WORK TO DO →
Tally every line of the listing below that holds "редакция", then give the tally alone.

DATA →
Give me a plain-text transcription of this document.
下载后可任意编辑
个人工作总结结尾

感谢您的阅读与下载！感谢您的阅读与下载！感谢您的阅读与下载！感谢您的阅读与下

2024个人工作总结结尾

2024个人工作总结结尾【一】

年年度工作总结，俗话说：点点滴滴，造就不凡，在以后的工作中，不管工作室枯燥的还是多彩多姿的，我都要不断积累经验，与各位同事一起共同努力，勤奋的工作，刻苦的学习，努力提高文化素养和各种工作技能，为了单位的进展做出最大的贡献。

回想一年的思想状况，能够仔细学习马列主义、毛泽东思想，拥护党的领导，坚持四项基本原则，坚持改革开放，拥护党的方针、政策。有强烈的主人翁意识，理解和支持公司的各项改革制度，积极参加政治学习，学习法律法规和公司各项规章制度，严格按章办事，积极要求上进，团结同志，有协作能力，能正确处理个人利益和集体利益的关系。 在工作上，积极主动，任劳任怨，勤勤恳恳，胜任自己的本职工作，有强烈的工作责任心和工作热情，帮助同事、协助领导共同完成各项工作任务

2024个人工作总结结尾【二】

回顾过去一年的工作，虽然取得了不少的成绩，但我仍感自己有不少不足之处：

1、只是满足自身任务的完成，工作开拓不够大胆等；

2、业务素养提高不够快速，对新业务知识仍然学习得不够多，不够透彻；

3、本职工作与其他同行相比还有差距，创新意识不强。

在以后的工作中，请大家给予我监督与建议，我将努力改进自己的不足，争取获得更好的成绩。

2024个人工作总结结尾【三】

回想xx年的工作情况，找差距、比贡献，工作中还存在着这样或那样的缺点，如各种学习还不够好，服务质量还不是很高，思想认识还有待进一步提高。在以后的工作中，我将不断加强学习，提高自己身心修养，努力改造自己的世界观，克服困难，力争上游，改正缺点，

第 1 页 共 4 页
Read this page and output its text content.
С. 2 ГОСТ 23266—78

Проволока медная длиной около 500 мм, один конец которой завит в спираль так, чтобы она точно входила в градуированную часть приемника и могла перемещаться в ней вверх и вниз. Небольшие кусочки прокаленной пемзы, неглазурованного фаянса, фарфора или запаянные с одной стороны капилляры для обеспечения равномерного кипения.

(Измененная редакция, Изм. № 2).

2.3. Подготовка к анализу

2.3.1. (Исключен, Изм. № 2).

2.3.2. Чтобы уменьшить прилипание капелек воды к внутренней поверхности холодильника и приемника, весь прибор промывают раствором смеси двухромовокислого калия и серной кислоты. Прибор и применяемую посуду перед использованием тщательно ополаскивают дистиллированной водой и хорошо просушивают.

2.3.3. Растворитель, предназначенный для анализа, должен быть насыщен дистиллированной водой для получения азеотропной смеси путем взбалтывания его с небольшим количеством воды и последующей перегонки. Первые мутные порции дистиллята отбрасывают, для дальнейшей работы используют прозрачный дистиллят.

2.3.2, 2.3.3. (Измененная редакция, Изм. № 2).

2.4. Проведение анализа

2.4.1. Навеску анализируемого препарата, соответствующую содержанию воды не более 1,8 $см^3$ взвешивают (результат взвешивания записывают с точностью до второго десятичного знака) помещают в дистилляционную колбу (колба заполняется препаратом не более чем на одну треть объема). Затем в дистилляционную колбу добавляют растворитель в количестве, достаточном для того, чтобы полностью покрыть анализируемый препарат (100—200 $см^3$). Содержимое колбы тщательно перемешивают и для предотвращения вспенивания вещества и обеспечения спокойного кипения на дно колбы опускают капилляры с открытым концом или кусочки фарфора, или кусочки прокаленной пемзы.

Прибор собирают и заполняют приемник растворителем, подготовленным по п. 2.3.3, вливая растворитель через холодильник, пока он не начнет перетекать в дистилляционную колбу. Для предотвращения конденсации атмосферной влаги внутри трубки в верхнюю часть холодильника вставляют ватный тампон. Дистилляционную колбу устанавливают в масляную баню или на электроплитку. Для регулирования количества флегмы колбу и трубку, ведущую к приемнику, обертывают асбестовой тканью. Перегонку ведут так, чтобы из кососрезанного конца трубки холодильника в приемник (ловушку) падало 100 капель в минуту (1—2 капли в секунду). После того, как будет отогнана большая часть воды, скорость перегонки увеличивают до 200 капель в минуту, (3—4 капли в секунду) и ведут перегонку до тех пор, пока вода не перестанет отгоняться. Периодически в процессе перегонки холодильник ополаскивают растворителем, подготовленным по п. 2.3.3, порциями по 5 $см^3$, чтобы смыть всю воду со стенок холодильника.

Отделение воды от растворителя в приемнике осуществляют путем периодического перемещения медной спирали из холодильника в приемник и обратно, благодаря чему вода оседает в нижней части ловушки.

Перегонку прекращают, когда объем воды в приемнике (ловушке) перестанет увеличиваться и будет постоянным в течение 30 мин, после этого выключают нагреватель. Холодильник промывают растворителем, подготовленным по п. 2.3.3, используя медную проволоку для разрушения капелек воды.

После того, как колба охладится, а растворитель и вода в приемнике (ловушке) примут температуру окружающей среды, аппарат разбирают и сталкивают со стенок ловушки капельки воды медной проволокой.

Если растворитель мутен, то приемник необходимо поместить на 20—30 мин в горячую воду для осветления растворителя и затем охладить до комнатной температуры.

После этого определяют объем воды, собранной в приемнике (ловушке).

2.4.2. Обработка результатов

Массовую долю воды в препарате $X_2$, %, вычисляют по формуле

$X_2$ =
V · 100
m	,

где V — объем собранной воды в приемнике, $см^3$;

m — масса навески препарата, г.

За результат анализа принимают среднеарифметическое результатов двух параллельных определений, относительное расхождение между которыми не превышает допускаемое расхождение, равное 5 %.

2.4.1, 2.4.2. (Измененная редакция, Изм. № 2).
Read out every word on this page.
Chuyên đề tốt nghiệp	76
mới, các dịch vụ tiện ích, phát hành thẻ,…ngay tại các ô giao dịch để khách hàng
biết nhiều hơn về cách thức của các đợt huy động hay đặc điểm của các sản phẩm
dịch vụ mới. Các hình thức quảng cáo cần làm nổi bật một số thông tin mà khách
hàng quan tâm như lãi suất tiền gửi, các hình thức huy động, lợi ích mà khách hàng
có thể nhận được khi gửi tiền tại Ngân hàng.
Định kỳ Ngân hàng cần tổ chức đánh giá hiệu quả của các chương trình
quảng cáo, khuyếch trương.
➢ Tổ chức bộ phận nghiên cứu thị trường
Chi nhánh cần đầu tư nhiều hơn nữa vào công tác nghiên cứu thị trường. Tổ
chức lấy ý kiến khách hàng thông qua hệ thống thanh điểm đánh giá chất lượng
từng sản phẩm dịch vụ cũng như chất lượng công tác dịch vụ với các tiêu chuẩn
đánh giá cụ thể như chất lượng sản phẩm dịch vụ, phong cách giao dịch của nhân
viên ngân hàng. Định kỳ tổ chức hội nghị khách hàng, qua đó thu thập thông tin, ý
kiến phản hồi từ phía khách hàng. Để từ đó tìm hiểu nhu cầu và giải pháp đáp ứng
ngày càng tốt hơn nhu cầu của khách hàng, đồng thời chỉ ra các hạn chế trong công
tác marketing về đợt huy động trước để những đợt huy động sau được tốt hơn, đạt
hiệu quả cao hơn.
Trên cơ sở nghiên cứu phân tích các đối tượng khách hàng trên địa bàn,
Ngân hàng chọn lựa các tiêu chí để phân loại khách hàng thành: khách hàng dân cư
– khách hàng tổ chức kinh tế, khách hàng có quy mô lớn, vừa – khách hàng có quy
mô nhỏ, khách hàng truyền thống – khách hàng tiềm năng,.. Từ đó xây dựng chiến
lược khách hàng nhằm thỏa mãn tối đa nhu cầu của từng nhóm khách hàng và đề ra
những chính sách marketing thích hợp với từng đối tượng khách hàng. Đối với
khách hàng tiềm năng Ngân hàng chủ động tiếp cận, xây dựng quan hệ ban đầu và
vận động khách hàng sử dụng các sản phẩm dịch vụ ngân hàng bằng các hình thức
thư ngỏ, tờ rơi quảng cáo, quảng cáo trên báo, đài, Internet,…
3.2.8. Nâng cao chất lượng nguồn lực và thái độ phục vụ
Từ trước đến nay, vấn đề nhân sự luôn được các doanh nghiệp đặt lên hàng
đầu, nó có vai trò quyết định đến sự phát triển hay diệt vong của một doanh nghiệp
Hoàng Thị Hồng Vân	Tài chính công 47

TASK SOLUTION →
3